[start Listing]

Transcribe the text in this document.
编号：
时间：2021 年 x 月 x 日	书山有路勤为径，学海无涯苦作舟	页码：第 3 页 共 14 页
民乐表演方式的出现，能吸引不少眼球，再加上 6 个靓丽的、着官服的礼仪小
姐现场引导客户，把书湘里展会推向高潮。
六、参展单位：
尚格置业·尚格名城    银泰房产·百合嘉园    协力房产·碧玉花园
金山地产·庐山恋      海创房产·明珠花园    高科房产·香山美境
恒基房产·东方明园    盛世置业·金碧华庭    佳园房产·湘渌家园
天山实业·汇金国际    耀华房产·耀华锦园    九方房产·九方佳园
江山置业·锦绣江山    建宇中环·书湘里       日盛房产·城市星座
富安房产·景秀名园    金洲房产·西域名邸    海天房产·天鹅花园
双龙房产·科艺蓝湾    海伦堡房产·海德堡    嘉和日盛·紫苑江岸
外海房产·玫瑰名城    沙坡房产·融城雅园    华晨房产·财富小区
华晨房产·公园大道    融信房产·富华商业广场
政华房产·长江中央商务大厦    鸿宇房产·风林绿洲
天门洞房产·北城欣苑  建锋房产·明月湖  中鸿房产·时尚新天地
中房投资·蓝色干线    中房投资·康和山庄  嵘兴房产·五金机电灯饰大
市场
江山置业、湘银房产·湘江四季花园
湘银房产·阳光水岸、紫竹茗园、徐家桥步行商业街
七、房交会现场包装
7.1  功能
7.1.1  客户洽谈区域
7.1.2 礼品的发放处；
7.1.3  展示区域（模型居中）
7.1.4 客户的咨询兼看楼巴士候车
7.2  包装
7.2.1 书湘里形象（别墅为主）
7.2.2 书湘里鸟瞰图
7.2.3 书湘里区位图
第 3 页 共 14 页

[end Listing]

Stated goal | Please reproduce each record precisely as written.

The solution |
Transcribe the text in this document.
编号：
时间：2021 年 x 月 x 日	书山有路勤为径，学海无涯苦作舟	页码：第 3 页 共 14 页
民乐表演方式的出现，能吸引不少眼球，再加上 6 个靓丽的、着官服的礼仪小
姐现场引导客户，把书湘里展会推向高潮。
六、参展单位：
尚格置业·尚格名城    银泰房产·百合嘉园    协力房产·碧玉花园
金山地产·庐山恋      海创房产·明珠花园    高科房产·香山美境
恒基房产·东方明园    盛世置业·金碧华庭    佳园房产·湘渌家园
天山实业·汇金国际    耀华房产·耀华锦园    九方房产·九方佳园
江山置业·锦绣江山    建宇中环·书湘里       日盛房产·城市星座
富安房产·景秀名园    金洲房产·西域名邸    海天房产·天鹅花园
双龙房产·科艺蓝湾    海伦堡房产·海德堡    嘉和日盛·紫苑江岸
外海房产·玫瑰名城    沙坡房产·融城雅园    华晨房产·财富小区
华晨房产·公园大道    融信房产·富华商业广场
政华房产·长江中央商务大厦    鸿宇房产·风林绿洲
天门洞房产·北城欣苑  建锋房产·明月湖  中鸿房产·时尚新天地
中房投资·蓝色干线    中房投资·康和山庄  嵘兴房产·五金机电灯饰大
市场
江山置业、湘银房产·湘江四季花园
湘银房产·阳光水岸、紫竹茗园、徐家桥步行商业街
七、房交会现场包装
7.1  功能
7.1.1  客户洽谈区域
7.1.2 礼品的发放处；
7.1.3  展示区域（模型居中）
7.1.4 客户的咨询兼看楼巴士候车
7.2  包装
7.2.1 书湘里形象（别墅为主）
7.2.2 书湘里鸟瞰图
7.2.3 书湘里区位图
第 3 页 共 14 页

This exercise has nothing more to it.